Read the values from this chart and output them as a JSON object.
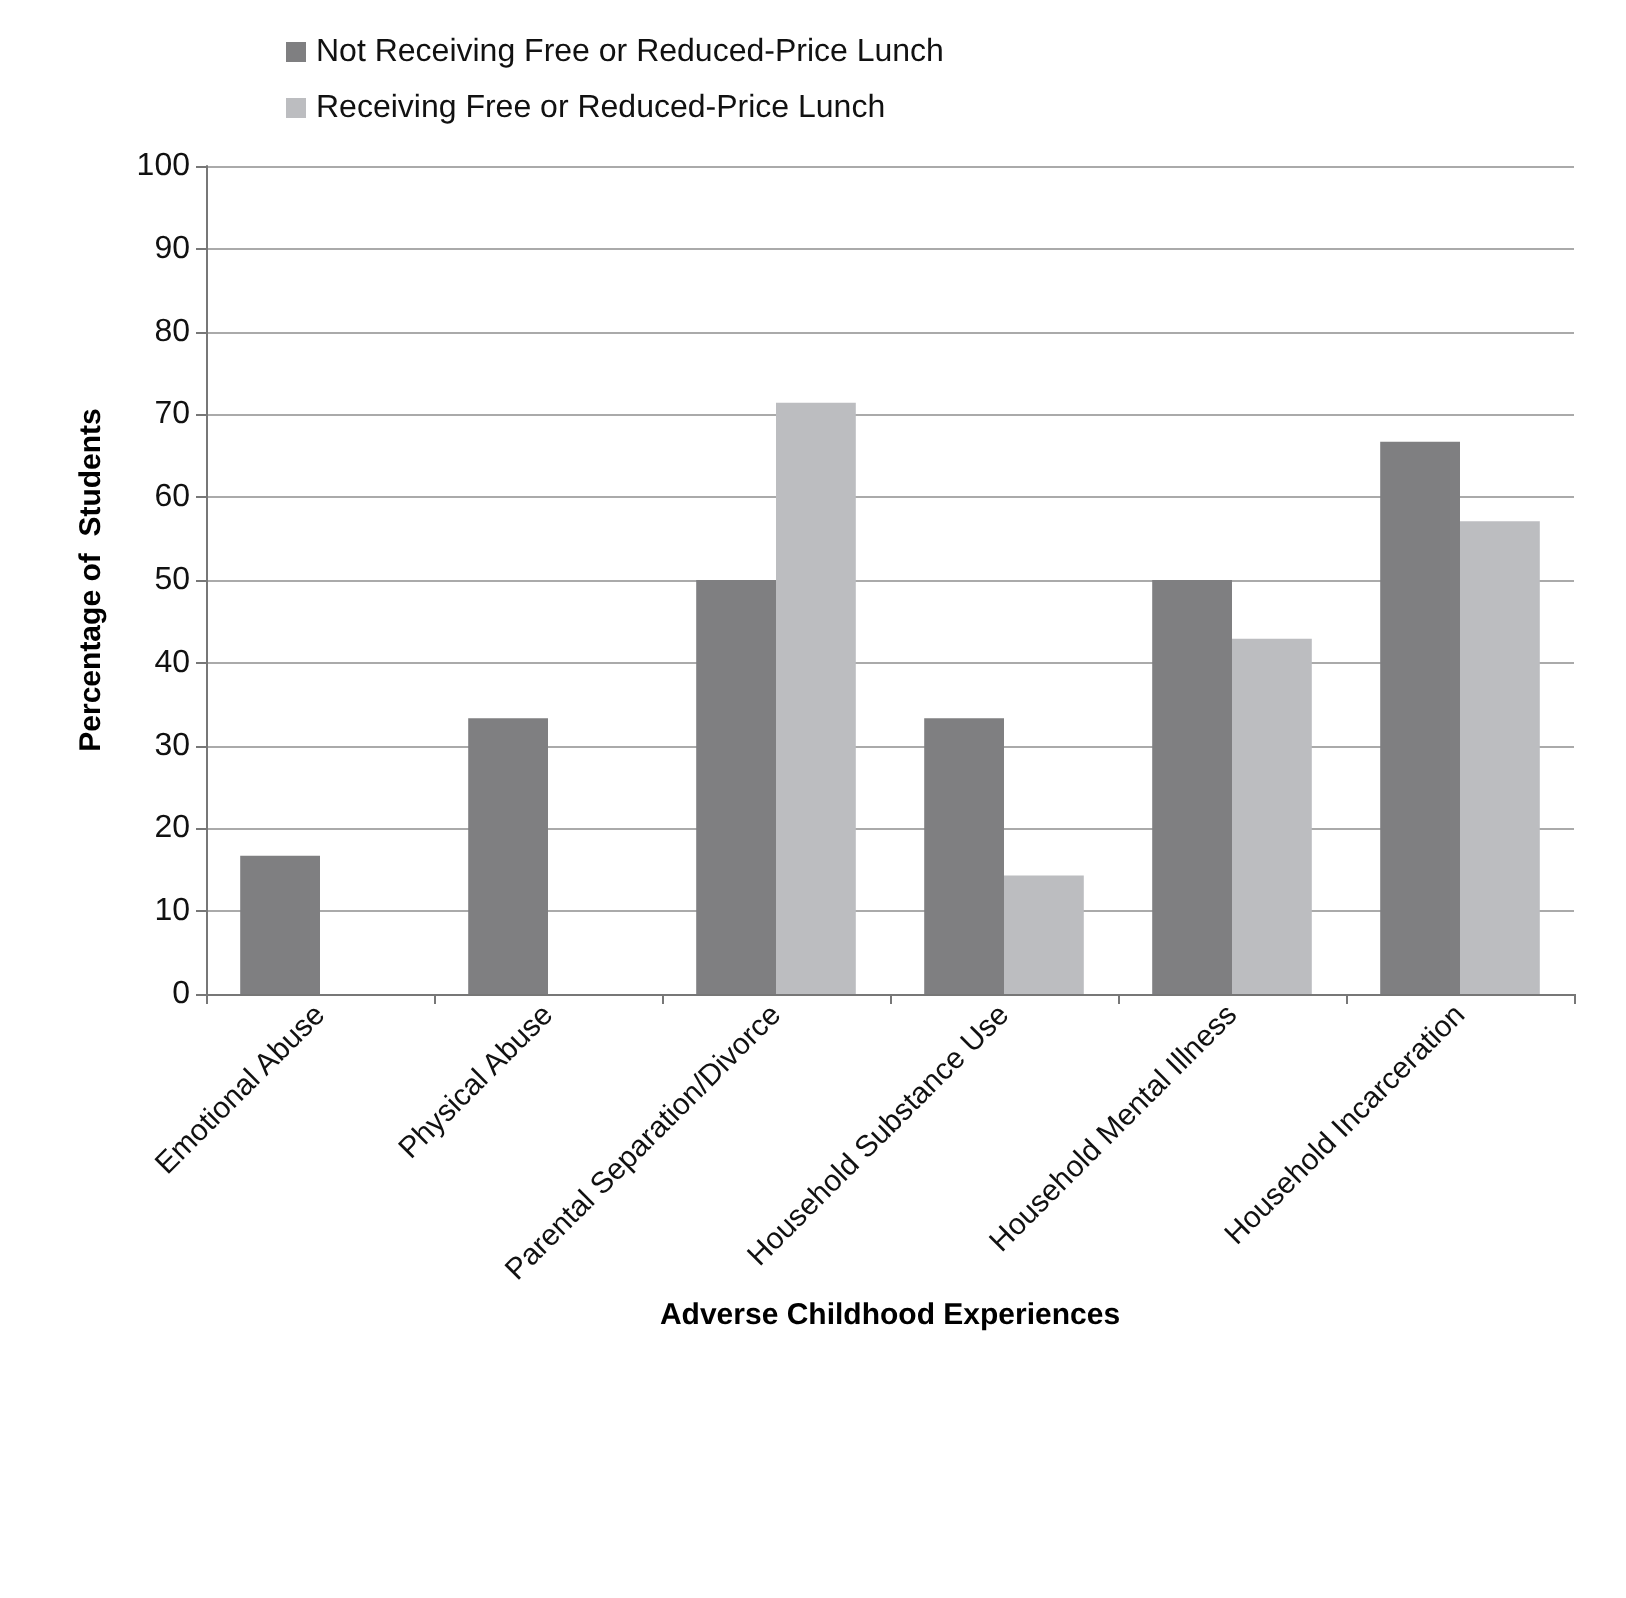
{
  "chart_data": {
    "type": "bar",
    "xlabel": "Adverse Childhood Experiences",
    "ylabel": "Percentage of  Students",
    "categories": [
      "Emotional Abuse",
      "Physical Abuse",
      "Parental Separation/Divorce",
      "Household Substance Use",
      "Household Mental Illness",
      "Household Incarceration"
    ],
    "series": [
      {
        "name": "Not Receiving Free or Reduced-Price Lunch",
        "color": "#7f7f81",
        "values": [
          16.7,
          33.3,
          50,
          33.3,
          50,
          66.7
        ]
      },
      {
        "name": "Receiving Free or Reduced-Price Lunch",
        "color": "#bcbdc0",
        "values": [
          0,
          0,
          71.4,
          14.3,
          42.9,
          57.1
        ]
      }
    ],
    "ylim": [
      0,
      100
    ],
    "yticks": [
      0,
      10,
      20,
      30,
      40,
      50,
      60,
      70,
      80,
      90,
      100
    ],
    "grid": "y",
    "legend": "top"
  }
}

◇ ◇ ◇

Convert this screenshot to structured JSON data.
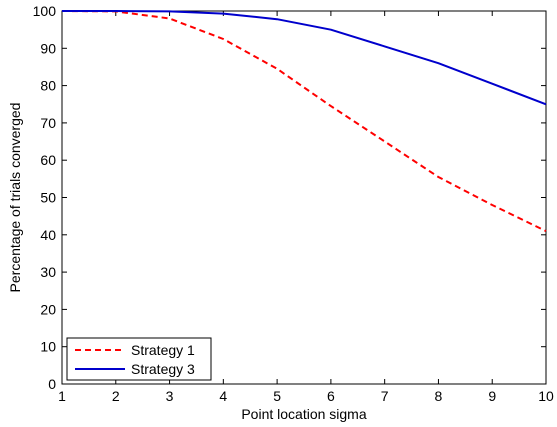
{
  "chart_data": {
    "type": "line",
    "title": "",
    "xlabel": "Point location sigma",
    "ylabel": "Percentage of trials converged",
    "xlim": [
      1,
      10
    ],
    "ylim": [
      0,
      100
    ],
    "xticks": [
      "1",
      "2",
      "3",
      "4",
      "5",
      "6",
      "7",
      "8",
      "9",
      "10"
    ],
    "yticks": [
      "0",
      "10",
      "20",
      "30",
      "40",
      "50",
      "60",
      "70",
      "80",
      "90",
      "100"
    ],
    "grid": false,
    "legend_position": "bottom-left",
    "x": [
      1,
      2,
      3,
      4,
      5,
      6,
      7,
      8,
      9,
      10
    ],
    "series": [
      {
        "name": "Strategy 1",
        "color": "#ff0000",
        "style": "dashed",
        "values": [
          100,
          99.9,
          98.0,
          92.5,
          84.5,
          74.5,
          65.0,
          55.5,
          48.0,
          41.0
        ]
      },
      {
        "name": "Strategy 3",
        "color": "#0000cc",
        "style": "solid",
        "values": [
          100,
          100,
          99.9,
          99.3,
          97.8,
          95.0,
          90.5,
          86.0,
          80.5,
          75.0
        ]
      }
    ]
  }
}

◇ ◇ ◇

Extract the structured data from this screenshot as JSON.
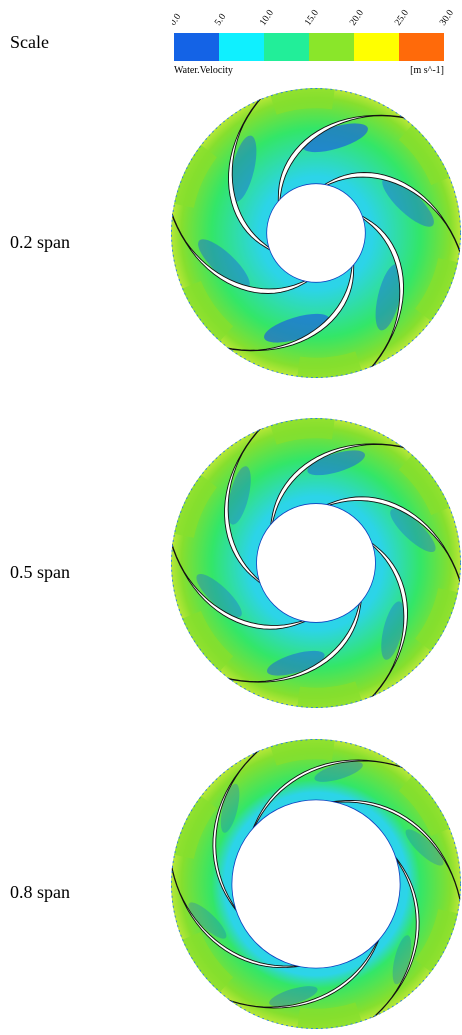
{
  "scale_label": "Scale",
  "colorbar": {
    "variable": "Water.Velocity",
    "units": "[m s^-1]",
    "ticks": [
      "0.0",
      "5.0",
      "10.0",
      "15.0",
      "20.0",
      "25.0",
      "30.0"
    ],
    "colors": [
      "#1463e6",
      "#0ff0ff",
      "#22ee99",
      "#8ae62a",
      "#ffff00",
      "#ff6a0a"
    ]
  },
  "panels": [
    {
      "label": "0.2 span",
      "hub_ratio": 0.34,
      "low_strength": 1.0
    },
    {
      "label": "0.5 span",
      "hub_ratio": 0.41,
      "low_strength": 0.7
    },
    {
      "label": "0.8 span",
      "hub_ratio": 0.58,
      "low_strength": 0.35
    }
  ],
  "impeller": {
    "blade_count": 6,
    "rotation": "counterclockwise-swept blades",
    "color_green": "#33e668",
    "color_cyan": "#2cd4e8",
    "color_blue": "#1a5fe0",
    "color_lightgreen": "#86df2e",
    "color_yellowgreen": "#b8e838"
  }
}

◇ ◇ ◇

Problem to work on:
Check each line of these records for the string "from" and state only how many lines have it.

Task result:
2